## Start Text provided

MACON — Senior U.S. District Judge Hugh Lawson Jr., a folksy yet firm, direct and revered legal figure in these parts, who went from serving as a public defender in the Middle Georgia river country where he was born all the way to the federal bench, has died. He was 82.
His death, on Good Friday, came about six weeks after he suffered renal failure, his wife, Barbara Lawson, said.
His funeral was Tuesday in Pulaski County. On the door to his chambers at the federal courthouse in Macon, a placard placed there Monday bore a quote from the Bible: “Know ye not that there is a prince and a great man fallen this day ...?”
Known for his adroit courtroom manner and colorful way with words, Lawson unleashed a fusillade of the latter in his obituary, a feisty epilogue he penned himself.
He was not the sort to leave the last word on his life to, as he put it, some “funeral home hacks.” He also noted that anyone who “wrote that his memory would be ‘forever treasured’ should be shot.”
(For the record, no one quoted herein employed that trite phraseology. However, when prompted, a friend who happens to be an associate justice of the Supreme Court of Georgia dared to venture perilously close.)
Lawson was formerly a superior court judge in the Oconee Judicial Circuit southeast of Macon. More recently, from 2006 until 2008, he served as chief U.S. District Court judge for the sprawling, 70-county Middle District of Georgia.
In the late 1980s, before his 1995 appointment to the federal bench, he notably presided in retrials for a band of men accused in the 1973 deaths of six members of the Alday family in southwest Georgia. When the notorious slayings in Seminole County happened, they were said by then-Gov. Jimmy Carter to be “the most heinous crime in Georgia history.”
Lawson’s self-written obituary does not mention his role in the Alday murder case — or, for that matter, any trials he had a hand in. But it was in Lawson’s courtroom, in Houston County in 1988, that ringleader Carl Isaacs was sentenced to death in the killings.
“Isaacs was impassive as he heard the death sentence, pronounced six times for the execution-style murders of Ned, Aubrey, Jerry, Chester, Jimmy and Mary Alday,” The Journal-Constitution reported. “Relatives seated in the courtroom, including Ned Alday’s 74-year-old widow, Ernestine, wept and hugged each other.”
He presided over pretrial hearings in the early stages of a case against Nuwaubian sect leader Dwight York, also known as Malachi York, who in 2004 was sentenced to 135 years in prison in the widest-ranging federal child molestation case in history. Before recusing himself, Lawson pushed back at a plea agreement that would have kept York behind bars for 15 years, describing the sentence as too lenient.
Lawson also heard his share of civil cases. In 1998, he ordered chemical behemoth DuPont, which allegedly withheld evidence in a civil case five years earlier, to pay $2.5 million each to four Georgia law schools to endow department chairs, dishing out a lesson on the importance of legal ethics. A DuPont attorney at the time told the Associated Press, “This is a constructive, creative resolution Judge Lawson has put together.”

## End Text provided
## Start Given material

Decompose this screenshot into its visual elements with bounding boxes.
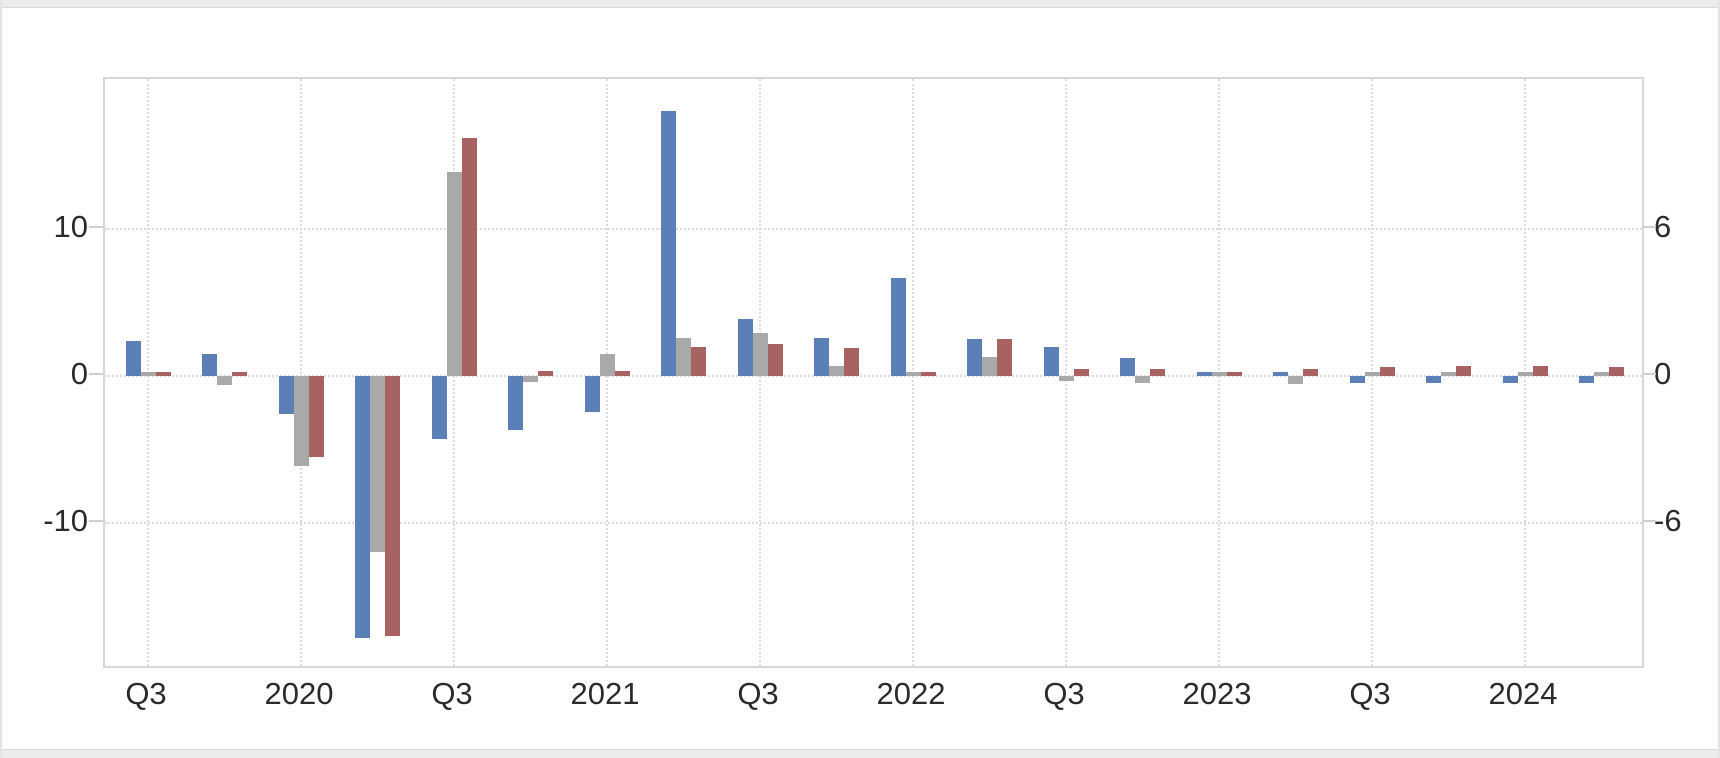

## End Given material

### Stated problem
Rewrite the part of the Judge Hugh Lawson Jr. obituary starting at "He presided over" and ending at "as too lenient.", substituting "plea deal" for "plea agreement".

### Result of this task
He presided over pretrial hearings in the early stages of a case against Nuwaubian sect leader Dwight York, also known as Malachi York, who in 2004 was sentenced to 135 years in prison in the widest-ranging federal child molestation case in history. Before recusing himself, Lawson pushed back at a plea deal that would have kept York behind bars for 15 years, describing the sentence as too lenient.